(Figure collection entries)

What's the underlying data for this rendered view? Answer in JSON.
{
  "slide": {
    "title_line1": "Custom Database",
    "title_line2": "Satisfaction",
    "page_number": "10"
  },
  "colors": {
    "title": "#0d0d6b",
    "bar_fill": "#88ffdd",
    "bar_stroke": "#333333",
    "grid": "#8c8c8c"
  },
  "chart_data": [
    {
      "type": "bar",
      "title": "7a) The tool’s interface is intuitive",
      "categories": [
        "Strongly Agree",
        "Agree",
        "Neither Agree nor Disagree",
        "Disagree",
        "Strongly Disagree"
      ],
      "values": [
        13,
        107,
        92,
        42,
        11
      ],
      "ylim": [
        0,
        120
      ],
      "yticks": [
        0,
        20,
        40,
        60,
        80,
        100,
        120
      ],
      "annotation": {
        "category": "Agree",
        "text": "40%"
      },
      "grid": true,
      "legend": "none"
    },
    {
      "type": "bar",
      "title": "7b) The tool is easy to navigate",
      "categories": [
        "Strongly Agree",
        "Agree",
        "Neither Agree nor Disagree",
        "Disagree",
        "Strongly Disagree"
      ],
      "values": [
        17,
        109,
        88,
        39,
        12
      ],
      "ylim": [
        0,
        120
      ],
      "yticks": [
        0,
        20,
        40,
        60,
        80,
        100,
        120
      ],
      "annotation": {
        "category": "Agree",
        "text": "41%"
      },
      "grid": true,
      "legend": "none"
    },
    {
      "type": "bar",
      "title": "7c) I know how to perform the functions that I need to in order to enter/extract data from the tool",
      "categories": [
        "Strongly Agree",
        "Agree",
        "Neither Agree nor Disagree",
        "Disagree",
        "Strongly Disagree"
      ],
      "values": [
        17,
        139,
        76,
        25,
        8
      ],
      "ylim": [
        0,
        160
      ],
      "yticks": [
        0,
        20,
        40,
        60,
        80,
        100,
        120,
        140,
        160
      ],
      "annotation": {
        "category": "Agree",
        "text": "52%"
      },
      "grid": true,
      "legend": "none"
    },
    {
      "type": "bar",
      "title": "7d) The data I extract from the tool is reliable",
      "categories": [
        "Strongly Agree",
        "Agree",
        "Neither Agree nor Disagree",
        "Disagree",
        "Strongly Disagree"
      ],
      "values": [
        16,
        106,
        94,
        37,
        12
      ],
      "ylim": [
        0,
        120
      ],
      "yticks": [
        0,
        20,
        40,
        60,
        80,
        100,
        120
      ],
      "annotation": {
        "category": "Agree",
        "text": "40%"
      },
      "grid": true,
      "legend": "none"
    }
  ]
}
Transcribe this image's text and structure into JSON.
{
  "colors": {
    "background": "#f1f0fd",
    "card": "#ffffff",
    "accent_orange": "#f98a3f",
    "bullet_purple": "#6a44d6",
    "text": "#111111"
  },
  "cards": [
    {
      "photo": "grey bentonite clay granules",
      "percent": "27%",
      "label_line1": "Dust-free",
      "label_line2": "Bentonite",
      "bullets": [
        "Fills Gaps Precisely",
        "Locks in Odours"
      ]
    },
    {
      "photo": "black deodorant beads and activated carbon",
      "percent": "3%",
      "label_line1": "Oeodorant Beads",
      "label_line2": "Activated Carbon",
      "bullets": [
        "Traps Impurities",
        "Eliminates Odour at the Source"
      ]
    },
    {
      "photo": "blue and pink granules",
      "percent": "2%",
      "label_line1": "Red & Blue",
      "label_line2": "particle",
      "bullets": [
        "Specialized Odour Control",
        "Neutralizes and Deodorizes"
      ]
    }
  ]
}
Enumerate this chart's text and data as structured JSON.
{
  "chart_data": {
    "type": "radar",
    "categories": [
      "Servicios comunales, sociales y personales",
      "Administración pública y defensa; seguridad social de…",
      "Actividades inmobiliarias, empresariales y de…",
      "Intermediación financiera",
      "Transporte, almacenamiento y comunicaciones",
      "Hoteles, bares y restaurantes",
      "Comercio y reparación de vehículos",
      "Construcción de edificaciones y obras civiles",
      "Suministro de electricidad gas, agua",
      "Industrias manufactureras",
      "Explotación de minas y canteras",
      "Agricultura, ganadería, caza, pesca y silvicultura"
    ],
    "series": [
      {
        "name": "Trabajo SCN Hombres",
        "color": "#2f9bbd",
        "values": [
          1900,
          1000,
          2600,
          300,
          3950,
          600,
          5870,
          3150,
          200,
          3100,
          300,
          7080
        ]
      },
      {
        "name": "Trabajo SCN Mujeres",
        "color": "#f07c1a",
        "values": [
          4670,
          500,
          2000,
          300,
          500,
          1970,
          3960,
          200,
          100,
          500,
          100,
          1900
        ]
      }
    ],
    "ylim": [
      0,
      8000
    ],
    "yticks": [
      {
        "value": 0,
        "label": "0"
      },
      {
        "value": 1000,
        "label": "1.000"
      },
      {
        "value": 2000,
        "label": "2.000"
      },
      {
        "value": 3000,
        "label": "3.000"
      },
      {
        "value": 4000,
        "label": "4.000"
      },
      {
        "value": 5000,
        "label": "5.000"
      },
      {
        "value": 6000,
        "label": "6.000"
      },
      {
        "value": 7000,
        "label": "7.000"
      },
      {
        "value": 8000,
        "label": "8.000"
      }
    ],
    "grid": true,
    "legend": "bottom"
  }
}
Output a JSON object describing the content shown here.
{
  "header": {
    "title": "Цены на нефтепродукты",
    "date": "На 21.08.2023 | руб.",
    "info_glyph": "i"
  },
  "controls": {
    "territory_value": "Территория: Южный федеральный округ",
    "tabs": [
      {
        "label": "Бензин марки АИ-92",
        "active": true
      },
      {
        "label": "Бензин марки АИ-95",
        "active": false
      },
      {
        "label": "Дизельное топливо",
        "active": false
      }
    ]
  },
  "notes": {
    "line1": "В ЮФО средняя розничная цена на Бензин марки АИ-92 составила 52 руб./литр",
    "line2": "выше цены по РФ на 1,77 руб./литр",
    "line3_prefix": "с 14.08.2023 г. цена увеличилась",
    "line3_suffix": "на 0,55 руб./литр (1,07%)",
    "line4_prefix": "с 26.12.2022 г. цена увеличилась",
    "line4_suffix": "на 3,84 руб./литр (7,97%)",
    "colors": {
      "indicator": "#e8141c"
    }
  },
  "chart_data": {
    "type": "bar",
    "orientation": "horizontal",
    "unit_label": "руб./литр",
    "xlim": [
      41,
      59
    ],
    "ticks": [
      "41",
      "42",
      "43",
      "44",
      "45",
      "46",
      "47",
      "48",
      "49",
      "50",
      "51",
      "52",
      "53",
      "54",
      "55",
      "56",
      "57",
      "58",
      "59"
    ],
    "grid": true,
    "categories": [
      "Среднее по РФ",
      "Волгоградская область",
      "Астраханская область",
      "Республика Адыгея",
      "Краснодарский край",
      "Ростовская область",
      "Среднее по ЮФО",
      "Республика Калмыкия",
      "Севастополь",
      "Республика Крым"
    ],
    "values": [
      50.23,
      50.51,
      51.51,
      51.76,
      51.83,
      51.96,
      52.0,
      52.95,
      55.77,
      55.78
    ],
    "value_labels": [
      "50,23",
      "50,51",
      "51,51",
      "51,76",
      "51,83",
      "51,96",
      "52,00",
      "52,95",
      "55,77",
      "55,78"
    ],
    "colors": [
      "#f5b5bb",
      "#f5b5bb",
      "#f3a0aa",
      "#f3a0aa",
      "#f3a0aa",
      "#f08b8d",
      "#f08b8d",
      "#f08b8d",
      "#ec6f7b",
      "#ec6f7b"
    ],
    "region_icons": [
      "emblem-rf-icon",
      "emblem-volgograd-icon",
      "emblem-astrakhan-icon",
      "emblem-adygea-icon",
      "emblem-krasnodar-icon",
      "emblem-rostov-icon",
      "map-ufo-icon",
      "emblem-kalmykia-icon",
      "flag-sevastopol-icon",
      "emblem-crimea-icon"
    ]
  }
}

TASK DETAILS:
Pick out every line holding the string "tool" and return it.

ANSWER FOR THE TASK:
      "title": "7a) The tool’s interface is intuitive",
      "title": "7b) The tool is easy to navigate",
      "title": "7c) I know how to perform the functions that I need to in order to enter/extract data from the tool",
      "title": "7d) The data I extract from the tool is reliable",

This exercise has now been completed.